### What is expected
Search the material and gather each line with "中国奥林匹克委员会金银纪念币" in it.

Data entries:
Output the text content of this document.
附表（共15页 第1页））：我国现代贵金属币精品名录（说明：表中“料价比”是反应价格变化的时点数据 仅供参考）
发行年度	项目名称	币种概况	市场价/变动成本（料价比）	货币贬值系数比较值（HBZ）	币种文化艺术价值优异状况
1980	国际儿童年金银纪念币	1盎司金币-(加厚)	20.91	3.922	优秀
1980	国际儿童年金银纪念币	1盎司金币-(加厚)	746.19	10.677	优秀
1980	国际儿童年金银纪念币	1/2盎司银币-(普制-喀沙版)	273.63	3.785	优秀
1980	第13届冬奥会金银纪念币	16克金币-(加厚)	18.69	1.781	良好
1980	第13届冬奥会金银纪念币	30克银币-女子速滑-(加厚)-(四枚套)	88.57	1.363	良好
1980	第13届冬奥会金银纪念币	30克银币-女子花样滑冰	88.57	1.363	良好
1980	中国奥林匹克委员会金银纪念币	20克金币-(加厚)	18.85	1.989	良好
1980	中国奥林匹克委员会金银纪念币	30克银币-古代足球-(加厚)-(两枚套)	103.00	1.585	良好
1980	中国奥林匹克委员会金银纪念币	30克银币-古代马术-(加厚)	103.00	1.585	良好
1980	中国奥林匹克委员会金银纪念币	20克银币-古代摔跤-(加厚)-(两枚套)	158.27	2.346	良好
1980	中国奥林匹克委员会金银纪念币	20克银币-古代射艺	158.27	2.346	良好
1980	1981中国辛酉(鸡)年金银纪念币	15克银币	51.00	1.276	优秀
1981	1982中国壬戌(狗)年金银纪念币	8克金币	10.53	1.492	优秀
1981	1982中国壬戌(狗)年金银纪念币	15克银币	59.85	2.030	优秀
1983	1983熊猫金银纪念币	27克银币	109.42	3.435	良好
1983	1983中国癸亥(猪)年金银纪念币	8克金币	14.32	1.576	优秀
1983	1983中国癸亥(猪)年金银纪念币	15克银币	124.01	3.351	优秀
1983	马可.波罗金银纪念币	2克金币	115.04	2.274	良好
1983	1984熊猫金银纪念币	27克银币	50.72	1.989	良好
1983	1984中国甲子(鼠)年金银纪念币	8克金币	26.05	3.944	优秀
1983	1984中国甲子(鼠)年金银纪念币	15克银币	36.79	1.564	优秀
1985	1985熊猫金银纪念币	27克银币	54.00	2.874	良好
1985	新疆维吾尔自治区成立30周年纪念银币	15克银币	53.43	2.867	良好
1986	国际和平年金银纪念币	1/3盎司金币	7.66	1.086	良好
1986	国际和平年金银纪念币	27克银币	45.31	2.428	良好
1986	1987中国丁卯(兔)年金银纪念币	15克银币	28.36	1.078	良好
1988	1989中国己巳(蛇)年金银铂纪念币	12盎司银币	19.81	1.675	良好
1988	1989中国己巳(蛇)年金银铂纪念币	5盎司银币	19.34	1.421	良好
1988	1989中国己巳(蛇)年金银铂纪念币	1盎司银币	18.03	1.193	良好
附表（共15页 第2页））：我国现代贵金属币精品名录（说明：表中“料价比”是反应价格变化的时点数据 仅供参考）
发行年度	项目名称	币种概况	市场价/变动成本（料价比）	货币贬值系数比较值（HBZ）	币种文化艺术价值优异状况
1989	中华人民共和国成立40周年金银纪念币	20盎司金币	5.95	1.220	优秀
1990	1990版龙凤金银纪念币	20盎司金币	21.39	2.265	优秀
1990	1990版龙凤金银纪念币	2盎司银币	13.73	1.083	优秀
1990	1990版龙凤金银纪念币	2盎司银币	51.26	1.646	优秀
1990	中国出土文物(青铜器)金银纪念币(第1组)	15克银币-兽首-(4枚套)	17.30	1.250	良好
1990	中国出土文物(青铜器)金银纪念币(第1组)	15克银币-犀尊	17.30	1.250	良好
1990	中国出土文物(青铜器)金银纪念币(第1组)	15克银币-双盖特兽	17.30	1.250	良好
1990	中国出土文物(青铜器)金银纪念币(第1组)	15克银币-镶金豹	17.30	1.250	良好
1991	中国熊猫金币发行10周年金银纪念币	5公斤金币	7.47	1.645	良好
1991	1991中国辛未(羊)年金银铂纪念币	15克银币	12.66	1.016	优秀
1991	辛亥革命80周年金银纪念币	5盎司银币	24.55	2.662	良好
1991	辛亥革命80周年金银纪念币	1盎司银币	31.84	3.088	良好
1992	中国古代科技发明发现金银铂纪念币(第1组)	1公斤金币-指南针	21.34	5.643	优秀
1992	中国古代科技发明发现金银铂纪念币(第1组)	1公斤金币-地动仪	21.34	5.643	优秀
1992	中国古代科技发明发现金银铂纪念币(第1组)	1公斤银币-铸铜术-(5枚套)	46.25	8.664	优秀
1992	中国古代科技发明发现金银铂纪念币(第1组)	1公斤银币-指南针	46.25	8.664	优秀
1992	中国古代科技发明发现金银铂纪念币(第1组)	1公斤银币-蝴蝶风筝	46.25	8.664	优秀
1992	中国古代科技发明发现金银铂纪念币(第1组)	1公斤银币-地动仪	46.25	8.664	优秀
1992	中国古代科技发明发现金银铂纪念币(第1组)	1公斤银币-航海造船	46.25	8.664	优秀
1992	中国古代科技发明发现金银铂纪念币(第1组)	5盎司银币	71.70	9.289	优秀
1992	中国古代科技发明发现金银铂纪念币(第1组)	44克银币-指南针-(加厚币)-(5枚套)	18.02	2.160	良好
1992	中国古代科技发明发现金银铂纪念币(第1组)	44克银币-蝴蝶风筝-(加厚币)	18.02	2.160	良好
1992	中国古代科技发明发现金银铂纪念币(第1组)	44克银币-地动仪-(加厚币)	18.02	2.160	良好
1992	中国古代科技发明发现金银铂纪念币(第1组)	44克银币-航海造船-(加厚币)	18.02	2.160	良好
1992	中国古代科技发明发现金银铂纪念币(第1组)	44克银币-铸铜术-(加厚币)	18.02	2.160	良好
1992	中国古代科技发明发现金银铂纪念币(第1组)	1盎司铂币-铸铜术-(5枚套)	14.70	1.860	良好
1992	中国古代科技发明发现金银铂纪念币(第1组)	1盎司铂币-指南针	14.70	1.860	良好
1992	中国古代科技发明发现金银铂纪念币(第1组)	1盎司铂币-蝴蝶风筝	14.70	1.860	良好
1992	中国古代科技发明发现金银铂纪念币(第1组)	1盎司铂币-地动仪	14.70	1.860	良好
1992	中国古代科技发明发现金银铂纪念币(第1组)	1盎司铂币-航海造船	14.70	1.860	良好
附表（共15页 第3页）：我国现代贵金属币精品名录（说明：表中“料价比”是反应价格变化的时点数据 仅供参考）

### Solved exercise
1980	中国奥林匹克委员会金银纪念币	20克金币-(加厚)	18.85	1.989	良好
1980	中国奥林匹克委员会金银纪念币	30克银币-古代足球-(加厚)-(两枚套)	103.00	1.585	良好
1980	中国奥林匹克委员会金银纪念币	30克银币-古代马术-(加厚)	103.00	1.585	良好
1980	中国奥林匹克委员会金银纪念币	20克银币-古代摔跤-(加厚)-(两枚套)	158.27	2.346	良好
1980	中国奥林匹克委员会金银纪念币	20克银币-古代射艺	158.27	2.346	良好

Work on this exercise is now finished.